### SUPPLIED RECORDS
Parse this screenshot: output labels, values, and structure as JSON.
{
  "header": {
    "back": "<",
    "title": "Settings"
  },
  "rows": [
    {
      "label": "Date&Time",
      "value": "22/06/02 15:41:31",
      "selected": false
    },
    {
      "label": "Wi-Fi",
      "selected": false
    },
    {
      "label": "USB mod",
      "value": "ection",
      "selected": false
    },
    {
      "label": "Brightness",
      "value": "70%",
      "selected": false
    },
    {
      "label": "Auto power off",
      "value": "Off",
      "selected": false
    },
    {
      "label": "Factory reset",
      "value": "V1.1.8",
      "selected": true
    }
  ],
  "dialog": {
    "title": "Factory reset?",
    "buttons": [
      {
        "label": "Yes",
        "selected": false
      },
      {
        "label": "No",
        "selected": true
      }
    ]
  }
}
######
### SUPPLIED RECORDS
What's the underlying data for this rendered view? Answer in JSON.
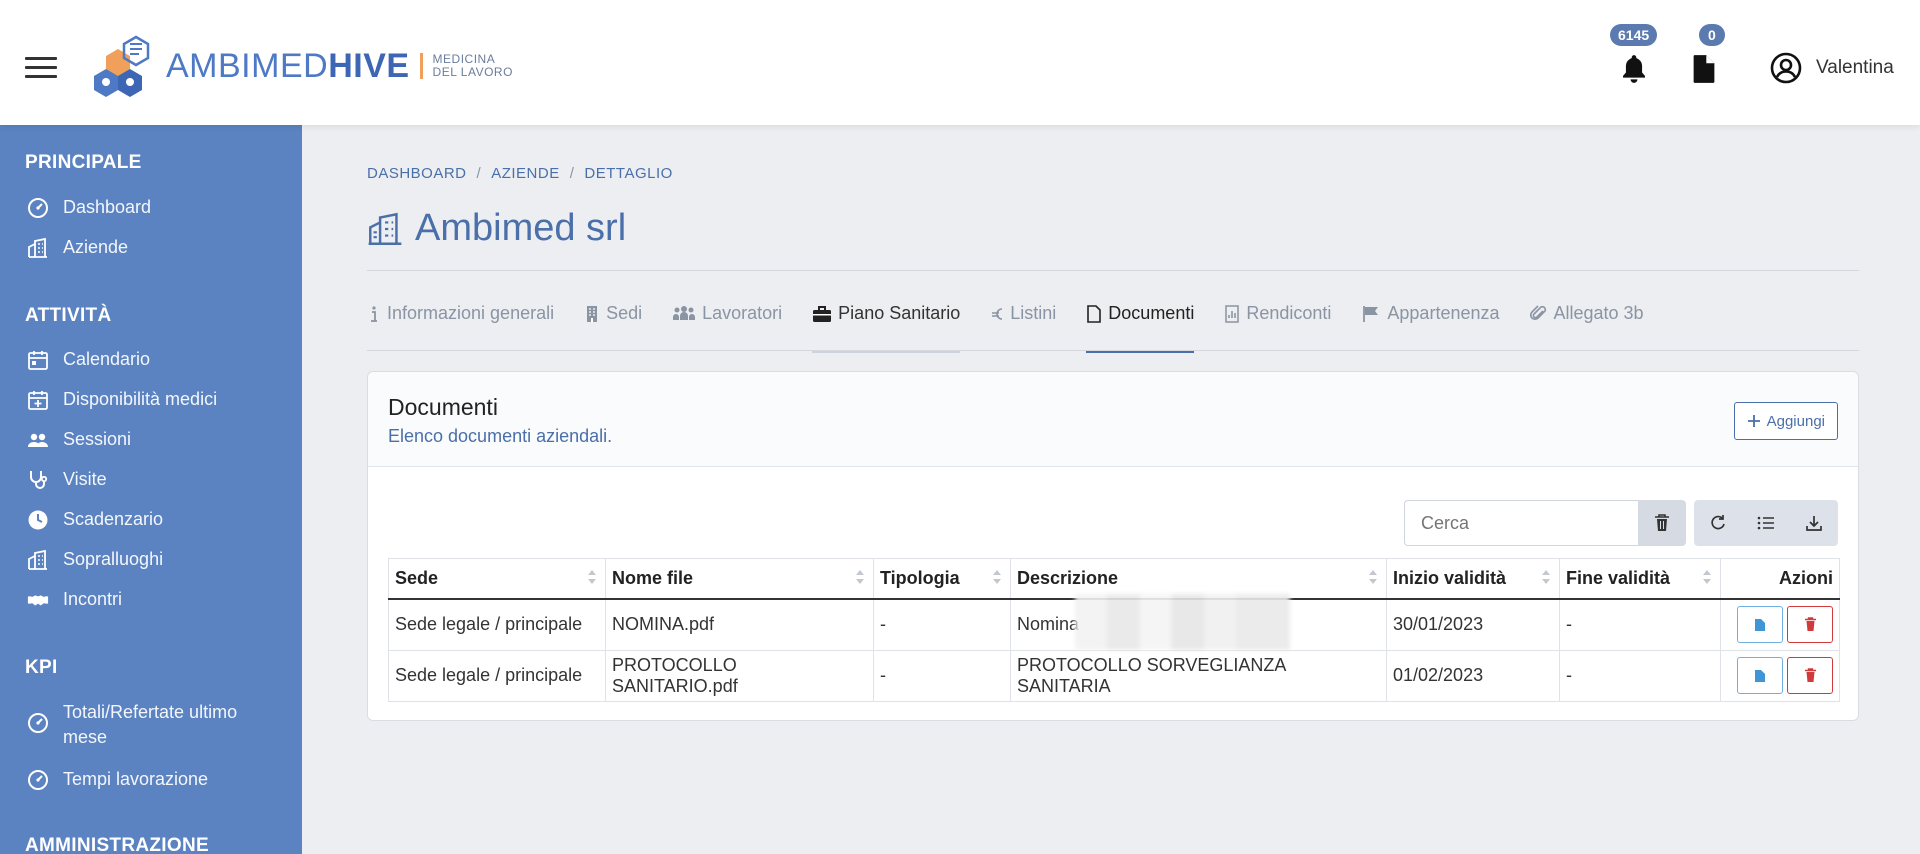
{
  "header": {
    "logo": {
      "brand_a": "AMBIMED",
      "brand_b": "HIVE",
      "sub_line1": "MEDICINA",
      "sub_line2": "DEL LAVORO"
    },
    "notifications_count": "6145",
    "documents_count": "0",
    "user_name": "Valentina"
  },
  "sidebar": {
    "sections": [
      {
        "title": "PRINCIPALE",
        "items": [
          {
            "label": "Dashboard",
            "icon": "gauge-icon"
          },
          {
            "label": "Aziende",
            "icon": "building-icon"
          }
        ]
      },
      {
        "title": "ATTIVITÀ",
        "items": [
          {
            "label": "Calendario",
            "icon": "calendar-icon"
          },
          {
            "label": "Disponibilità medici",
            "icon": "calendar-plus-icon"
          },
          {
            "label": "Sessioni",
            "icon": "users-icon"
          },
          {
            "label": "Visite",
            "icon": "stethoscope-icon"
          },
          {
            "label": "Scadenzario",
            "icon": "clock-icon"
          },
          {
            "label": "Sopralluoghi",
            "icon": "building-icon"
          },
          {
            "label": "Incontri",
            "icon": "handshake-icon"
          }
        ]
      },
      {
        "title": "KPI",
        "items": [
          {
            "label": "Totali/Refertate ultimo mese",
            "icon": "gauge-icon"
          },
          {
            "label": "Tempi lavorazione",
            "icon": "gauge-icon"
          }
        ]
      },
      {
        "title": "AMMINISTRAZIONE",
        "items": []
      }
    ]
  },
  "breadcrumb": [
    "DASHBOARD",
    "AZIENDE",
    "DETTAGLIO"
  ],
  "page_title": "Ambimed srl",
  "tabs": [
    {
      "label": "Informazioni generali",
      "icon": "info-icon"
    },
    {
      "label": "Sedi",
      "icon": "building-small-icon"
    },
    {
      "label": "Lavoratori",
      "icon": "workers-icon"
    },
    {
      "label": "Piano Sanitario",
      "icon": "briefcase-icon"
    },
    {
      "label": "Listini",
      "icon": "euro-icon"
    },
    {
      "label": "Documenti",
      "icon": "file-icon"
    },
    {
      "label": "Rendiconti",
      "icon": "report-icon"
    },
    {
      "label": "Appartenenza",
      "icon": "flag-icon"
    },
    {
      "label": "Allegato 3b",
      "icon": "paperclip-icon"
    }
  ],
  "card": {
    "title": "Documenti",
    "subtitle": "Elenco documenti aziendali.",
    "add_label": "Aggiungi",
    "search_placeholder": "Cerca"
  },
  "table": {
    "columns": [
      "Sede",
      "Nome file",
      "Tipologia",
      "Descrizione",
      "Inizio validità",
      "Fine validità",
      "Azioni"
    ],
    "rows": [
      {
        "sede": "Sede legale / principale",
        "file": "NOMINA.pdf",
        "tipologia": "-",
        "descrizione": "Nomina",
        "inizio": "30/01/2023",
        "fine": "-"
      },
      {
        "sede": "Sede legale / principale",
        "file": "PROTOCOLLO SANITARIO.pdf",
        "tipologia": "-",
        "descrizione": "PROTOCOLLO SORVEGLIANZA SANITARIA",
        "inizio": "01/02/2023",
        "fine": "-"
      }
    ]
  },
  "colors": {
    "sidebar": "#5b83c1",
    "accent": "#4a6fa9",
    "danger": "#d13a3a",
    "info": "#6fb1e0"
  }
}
######
### SUPPLIED RECORDS
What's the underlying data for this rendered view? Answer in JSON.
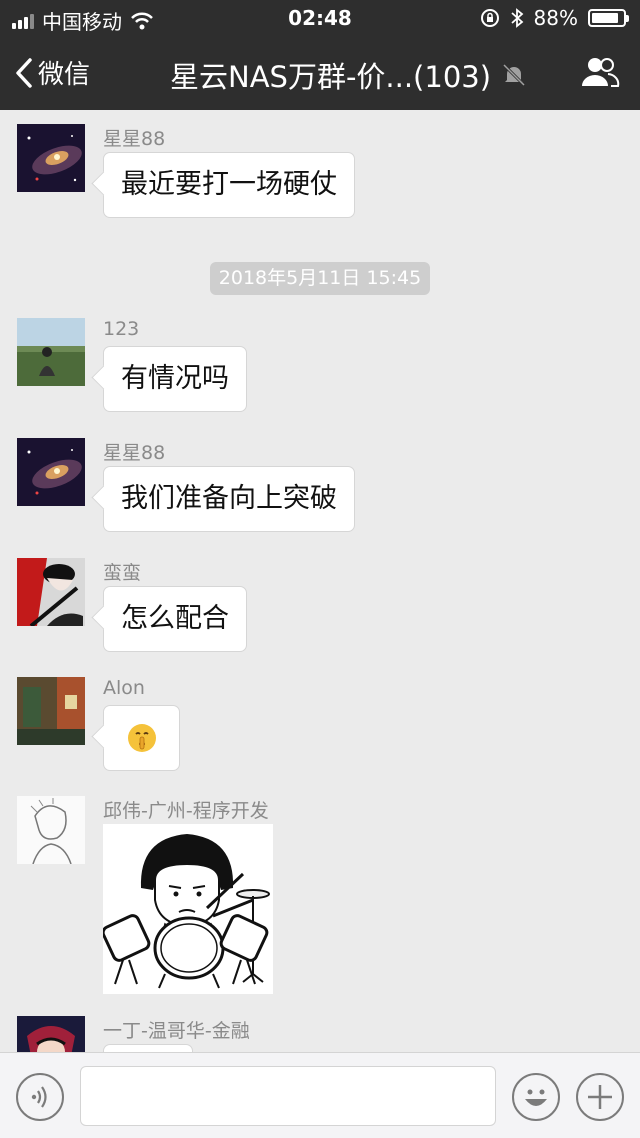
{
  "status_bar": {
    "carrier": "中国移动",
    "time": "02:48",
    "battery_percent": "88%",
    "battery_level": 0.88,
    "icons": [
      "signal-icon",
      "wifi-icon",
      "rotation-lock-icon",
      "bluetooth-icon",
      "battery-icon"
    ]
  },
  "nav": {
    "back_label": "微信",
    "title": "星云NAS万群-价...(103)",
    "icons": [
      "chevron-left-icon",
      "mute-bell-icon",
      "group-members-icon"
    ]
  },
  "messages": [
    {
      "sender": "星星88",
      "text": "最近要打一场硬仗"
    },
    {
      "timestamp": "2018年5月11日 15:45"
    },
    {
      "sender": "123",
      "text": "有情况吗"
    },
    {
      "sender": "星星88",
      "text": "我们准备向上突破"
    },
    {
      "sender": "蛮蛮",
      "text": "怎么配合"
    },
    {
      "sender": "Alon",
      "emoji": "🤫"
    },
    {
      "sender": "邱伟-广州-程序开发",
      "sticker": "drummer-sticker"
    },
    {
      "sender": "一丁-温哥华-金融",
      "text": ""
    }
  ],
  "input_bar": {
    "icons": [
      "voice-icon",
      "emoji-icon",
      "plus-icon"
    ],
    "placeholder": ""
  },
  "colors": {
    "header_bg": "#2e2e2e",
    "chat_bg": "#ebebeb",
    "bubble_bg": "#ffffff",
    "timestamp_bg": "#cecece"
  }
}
######
▶ **WRITTEN INSTRUCTION**: Pull out all lines containing "sender".

▶ **EXERCISE RESPONSE**:
      "sender": "星星88",
      "sender": "123",
      "sender": "星星88",
      "sender": "蛮蛮",
      "sender": "Alon",
      "sender": "邱伟-广州-程序开发",
      "sender": "一丁-温哥华-金融",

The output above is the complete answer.